++++ Fragmento proporcionado

La luz y la oscuridad son los dos ejes simbólicos para representar el bien y el mal, que tanto ayudan a los guionistas cinematográficos a la hora de definir cómo se van a comportar los personajes. La realidad se manifiesta siempre más compleja que las ficciones pero, aun así, la transición que vive la Argentina nos muestra que dos mundos contrapuestos pueden también considerarse a sí mismos como el destello y la sombra. Aunque buscan galvanizar sus diferencias, tienen algo demasiado importante en común: se trata del poder. De su naturaleza, administración, laberintos y, claro, también excesos y desplantes. Ocurre en todas partes, cómo no va a pasar en nuestra democracia aún embrionaria, con instituciones tan enclenques.
Por un lado, fragmentos del otrora hegemónico universo K, perdido su estatus de formación dominante y en franco proceso de descomposición, están aprendiendo a ser oposición en un entorno exótico: el llano de la sociedad civil. Por otro, una nueva fuerza, que todavía ni siquiera tiene nombre (¿terminará llamándose “macrismo”, se afirmará acaso la marca Cambiemos?) y que por convención llamaremos el Gobierno, está dando también sus primeros pasos, dejando de ser una novel coalición electoral para intentar reconvertirse en una plena coalición de gobierno, en un enjambre también ajeno para la mayoría de sus integrantes, acostumbrados a un hábitat más limitado y previsible.

++++++++
++++ Datos proporcionados

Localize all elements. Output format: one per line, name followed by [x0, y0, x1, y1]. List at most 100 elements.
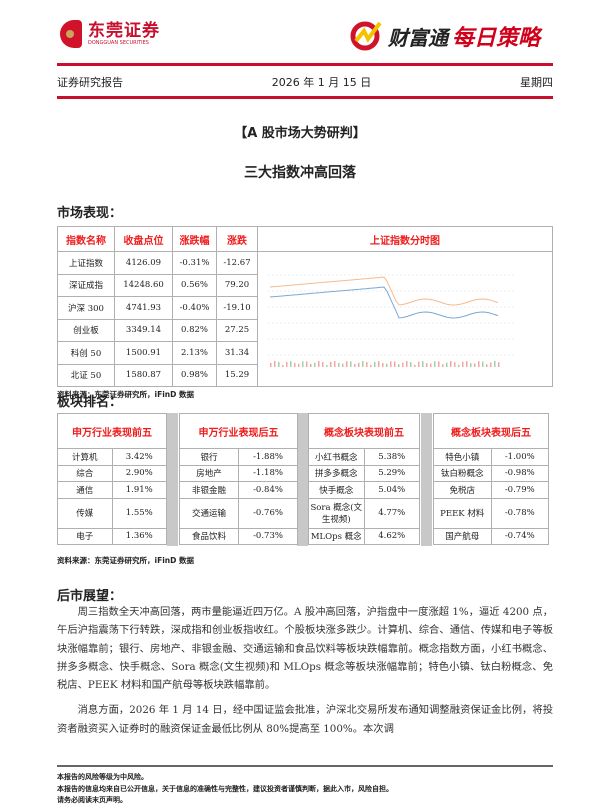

++++++++

* _Ejercicios_:
(a) Indica si cada afirmación coincide con el fragmento, respondiendo sí o no y citando literalmente las palabras decisivas: (i) la realidad es más simple que las ficciones; (ii) los dos mundos contrapuestos tienen el poder en común; (iii) la nueva fuerza ya cuenta con un nombre definitivo.
(b) Según el fragmento, ¿qué nombre se le dará por convención a la nueva fuerza?
(c) Reescribe la parte del fragmento que empieza en "Por un lado, fragmentos" y termina en "limitado y previsible.", poniendo "alianza electoral" en lugar de "coalición electoral".
Responde basándote únicamente en el fragmento.

* _Respuestas por ejercicio_:
(a)
(i) No: "La realidad se manifiesta siempre más compleja que las ficciones".
(ii) Sí: "tienen algo demasiado importante en común: se trata del poder".
(iii) No: "una nueva fuerza, que todavía ni siquiera tiene nombre".

(b) Por convención se la llamará el Gobierno.

(c)
Por un lado, fragmentos del otrora hegemónico universo K, perdido su estatus de formación dominante y en franco proceso de descomposición, están aprendiendo a ser oposición en un entorno exótico: el llano de la sociedad civil. Por otro, una nueva fuerza, que todavía ni siquiera tiene nombre (¿terminará llamándose “macrismo”, se afirmará acaso la marca Cambiemos?) y que por convención llamaremos el Gobierno, está dando también sus primeros pasos, dejando de ser una novel alianza electoral para intentar reconvertirse en una plena coalición de gobierno, en un enjambre también ajeno para la mayoría de sus integrantes, acostumbrados a un hábitat más limitado y previsible.